## Aim
The listing below is to be output in its exact form.

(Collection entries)
▶
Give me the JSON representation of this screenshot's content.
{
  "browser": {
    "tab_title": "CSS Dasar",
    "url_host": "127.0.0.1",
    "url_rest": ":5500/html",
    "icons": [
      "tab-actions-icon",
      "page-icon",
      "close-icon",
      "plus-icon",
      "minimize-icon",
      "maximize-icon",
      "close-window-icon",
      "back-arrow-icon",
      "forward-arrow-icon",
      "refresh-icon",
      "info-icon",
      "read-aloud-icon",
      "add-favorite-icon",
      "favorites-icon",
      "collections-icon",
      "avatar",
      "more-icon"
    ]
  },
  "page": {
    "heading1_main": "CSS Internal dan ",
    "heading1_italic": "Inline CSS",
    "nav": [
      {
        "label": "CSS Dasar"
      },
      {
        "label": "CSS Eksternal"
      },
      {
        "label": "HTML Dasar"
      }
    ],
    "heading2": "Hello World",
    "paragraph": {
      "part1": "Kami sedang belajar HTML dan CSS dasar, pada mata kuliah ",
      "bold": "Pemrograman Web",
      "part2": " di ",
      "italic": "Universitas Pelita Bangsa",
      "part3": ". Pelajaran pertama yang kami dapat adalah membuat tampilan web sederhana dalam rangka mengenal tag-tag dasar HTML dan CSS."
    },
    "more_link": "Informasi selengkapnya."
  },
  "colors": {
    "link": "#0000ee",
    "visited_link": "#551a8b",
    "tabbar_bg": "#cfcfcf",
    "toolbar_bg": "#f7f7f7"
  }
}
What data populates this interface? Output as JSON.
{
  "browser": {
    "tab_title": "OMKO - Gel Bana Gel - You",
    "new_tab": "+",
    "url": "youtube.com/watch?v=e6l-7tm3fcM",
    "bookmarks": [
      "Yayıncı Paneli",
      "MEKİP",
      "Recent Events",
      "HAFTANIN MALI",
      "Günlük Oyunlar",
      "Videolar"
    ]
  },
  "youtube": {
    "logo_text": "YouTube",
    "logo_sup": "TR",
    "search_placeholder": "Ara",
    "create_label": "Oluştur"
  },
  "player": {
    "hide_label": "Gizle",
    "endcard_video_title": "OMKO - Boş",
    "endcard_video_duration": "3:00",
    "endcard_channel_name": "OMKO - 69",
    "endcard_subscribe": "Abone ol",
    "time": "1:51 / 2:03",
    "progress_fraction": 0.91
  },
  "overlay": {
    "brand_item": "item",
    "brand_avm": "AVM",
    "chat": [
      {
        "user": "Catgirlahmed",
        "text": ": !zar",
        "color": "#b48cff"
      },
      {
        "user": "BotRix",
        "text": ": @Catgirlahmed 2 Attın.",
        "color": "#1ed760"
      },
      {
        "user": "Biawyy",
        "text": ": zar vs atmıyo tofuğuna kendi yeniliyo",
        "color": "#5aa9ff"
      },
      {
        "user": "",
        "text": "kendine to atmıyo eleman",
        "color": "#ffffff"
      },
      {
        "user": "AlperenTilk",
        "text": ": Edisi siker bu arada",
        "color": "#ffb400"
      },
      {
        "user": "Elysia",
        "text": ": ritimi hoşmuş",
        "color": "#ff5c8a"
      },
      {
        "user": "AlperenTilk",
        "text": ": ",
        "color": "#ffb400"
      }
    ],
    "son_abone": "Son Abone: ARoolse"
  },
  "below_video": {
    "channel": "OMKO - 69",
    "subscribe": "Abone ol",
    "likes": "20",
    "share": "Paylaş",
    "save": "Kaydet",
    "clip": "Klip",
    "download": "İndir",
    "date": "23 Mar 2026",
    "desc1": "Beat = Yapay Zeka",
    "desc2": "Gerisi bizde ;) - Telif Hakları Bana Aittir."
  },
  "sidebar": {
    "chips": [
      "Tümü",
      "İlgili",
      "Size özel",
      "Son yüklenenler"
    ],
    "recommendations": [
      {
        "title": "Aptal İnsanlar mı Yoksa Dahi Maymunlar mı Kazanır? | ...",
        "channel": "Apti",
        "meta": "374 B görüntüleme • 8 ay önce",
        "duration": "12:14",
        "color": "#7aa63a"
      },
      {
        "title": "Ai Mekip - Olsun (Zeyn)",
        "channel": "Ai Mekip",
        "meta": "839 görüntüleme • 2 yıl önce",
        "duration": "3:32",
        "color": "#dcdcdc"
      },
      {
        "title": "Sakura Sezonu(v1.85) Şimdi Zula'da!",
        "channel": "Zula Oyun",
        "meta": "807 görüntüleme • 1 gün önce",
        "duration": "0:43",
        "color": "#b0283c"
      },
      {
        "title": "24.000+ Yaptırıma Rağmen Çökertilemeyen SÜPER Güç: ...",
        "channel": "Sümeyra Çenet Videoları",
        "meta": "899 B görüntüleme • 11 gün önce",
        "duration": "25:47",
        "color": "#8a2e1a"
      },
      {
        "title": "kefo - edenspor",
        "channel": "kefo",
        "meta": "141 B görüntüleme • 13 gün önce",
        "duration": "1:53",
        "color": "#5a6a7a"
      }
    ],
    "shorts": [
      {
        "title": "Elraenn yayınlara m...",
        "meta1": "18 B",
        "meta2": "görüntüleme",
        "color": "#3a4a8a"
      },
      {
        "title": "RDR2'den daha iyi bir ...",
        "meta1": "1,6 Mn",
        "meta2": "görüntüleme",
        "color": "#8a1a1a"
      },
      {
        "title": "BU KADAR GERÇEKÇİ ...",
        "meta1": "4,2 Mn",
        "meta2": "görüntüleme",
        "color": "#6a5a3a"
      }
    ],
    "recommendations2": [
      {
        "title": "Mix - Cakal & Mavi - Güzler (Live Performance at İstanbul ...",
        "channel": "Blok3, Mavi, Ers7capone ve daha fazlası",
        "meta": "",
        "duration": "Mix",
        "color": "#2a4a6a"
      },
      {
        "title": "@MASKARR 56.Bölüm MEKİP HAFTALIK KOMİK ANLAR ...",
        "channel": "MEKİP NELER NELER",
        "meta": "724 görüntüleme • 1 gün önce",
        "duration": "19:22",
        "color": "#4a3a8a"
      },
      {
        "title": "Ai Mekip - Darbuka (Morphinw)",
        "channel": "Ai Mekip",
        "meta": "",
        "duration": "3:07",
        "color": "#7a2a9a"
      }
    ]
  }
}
◀
## Output for this exercise
Give me the JSON representation of this screenshot's content.
{
  "browser": {
    "tab_title": "CSS Dasar",
    "url_host": "127.0.0.1",
    "url_rest": ":5500/html",
    "icons": [
      "tab-actions-icon",
      "page-icon",
      "close-icon",
      "plus-icon",
      "minimize-icon",
      "maximize-icon",
      "close-window-icon",
      "back-arrow-icon",
      "forward-arrow-icon",
      "refresh-icon",
      "info-icon",
      "read-aloud-icon",
      "add-favorite-icon",
      "favorites-icon",
      "collections-icon",
      "avatar",
      "more-icon"
    ]
  },
  "page": {
    "heading1_main": "CSS Internal dan ",
    "heading1_italic": "Inline CSS",
    "nav": [
      {
        "label": "CSS Dasar"
      },
      {
        "label": "CSS Eksternal"
      },
      {
        "label": "HTML Dasar"
      }
    ],
    "heading2": "Hello World",
    "paragraph": {
      "part1": "Kami sedang belajar HTML dan CSS dasar, pada mata kuliah ",
      "bold": "Pemrograman Web",
      "part2": " di ",
      "italic": "Universitas Pelita Bangsa",
      "part3": ". Pelajaran pertama yang kami dapat adalah membuat tampilan web sederhana dalam rangka mengenal tag-tag dasar HTML dan CSS."
    },
    "more_link": "Informasi selengkapnya."
  },
  "colors": {
    "link": "#0000ee",
    "visited_link": "#551a8b",
    "tabbar_bg": "#cfcfcf",
    "toolbar_bg": "#f7f7f7"
  }
}
What data populates this interface? Output as JSON.
{
  "browser": {
    "tab_title": "OMKO - Gel Bana Gel - You",
    "new_tab": "+",
    "url": "youtube.com/watch?v=e6l-7tm3fcM",
    "bookmarks": [
      "Yayıncı Paneli",
      "MEKİP",
      "Recent Events",
      "HAFTANIN MALI",
      "Günlük Oyunlar",
      "Videolar"
    ]
  },
  "youtube": {
    "logo_text": "YouTube",
    "logo_sup": "TR",
    "search_placeholder": "Ara",
    "create_label": "Oluştur"
  },
  "player": {
    "hide_label": "Gizle",
    "endcard_video_title": "OMKO - Boş",
    "endcard_video_duration": "3:00",
    "endcard_channel_name": "OMKO - 69",
    "endcard_subscribe": "Abone ol",
    "time": "1:51 / 2:03",
    "progress_fraction": 0.91
  },
  "overlay": {
    "brand_item": "item",
    "brand_avm": "AVM",
    "chat": [
      {
        "user": "Catgirlahmed",
        "text": ": !zar",
        "color": "#b48cff"
      },
      {
        "user": "BotRix",
        "text": ": @Catgirlahmed 2 Attın.",
        "color": "#1ed760"
      },
      {
        "user": "Biawyy",
        "text": ": zar vs atmıyo tofuğuna kendi yeniliyo",
        "color": "#5aa9ff"
      },
      {
        "user": "",
        "text": "kendine to atmıyo eleman",
        "color": "#ffffff"
      },
      {
        "user": "AlperenTilk",
        "text": ": Edisi siker bu arada",
        "color": "#ffb400"
      },
      {
        "user": "Elysia",
        "text": ": ritimi hoşmuş",
        "color": "#ff5c8a"
      },
      {
        "user": "AlperenTilk",
        "text": ": ",
        "color": "#ffb400"
      }
    ],
    "son_abone": "Son Abone: ARoolse"
  },
  "below_video": {
    "channel": "OMKO - 69",
    "subscribe": "Abone ol",
    "likes": "20",
    "share": "Paylaş",
    "save": "Kaydet",
    "clip": "Klip",
    "download": "İndir",
    "date": "23 Mar 2026",
    "desc1": "Beat = Yapay Zeka",
    "desc2": "Gerisi bizde ;) - Telif Hakları Bana Aittir."
  },
  "sidebar": {
    "chips": [
      "Tümü",
      "İlgili",
      "Size özel",
      "Son yüklenenler"
    ],
    "recommendations": [
      {
        "title": "Aptal İnsanlar mı Yoksa Dahi Maymunlar mı Kazanır? | ...",
        "channel": "Apti",
        "meta": "374 B görüntüleme • 8 ay önce",
        "duration": "12:14",
        "color": "#7aa63a"
      },
      {
        "title": "Ai Mekip - Olsun (Zeyn)",
        "channel": "Ai Mekip",
        "meta": "839 görüntüleme • 2 yıl önce",
        "duration": "3:32",
        "color": "#dcdcdc"
      },
      {
        "title": "Sakura Sezonu(v1.85) Şimdi Zula'da!",
        "channel": "Zula Oyun",
        "meta": "807 görüntüleme • 1 gün önce",
        "duration": "0:43",
        "color": "#b0283c"
      },
      {
        "title": "24.000+ Yaptırıma Rağmen Çökertilemeyen SÜPER Güç: ...",
        "channel": "Sümeyra Çenet Videoları",
        "meta": "899 B görüntüleme • 11 gün önce",
        "duration": "25:47",
        "color": "#8a2e1a"
      },
      {
        "title": "kefo - edenspor",
        "channel": "kefo",
        "meta": "141 B görüntüleme • 13 gün önce",
        "duration": "1:53",
        "color": "#5a6a7a"
      }
    ],
    "shorts": [
      {
        "title": "Elraenn yayınlara m...",
        "meta1": "18 B",
        "meta2": "görüntüleme",
        "color": "#3a4a8a"
      },
      {
        "title": "RDR2'den daha iyi bir ...",
        "meta1": "1,6 Mn",
        "meta2": "görüntüleme",
        "color": "#8a1a1a"
      },
      {
        "title": "BU KADAR GERÇEKÇİ ...",
        "meta1": "4,2 Mn",
        "meta2": "görüntüleme",
        "color": "#6a5a3a"
      }
    ],
    "recommendations2": [
      {
        "title": "Mix - Cakal & Mavi - Güzler (Live Performance at İstanbul ...",
        "channel": "Blok3, Mavi, Ers7capone ve daha fazlası",
        "meta": "",
        "duration": "Mix",
        "color": "#2a4a6a"
      },
      {
        "title": "@MASKARR 56.Bölüm MEKİP HAFTALIK KOMİK ANLAR ...",
        "channel": "MEKİP NELER NELER",
        "meta": "724 görüntüleme • 1 gün önce",
        "duration": "19:22",
        "color": "#4a3a8a"
      },
      {
        "title": "Ai Mekip - Darbuka (Morphinw)",
        "channel": "Ai Mekip",
        "meta": "",
        "duration": "3:07",
        "color": "#7a2a9a"
      }
    ]
  }
}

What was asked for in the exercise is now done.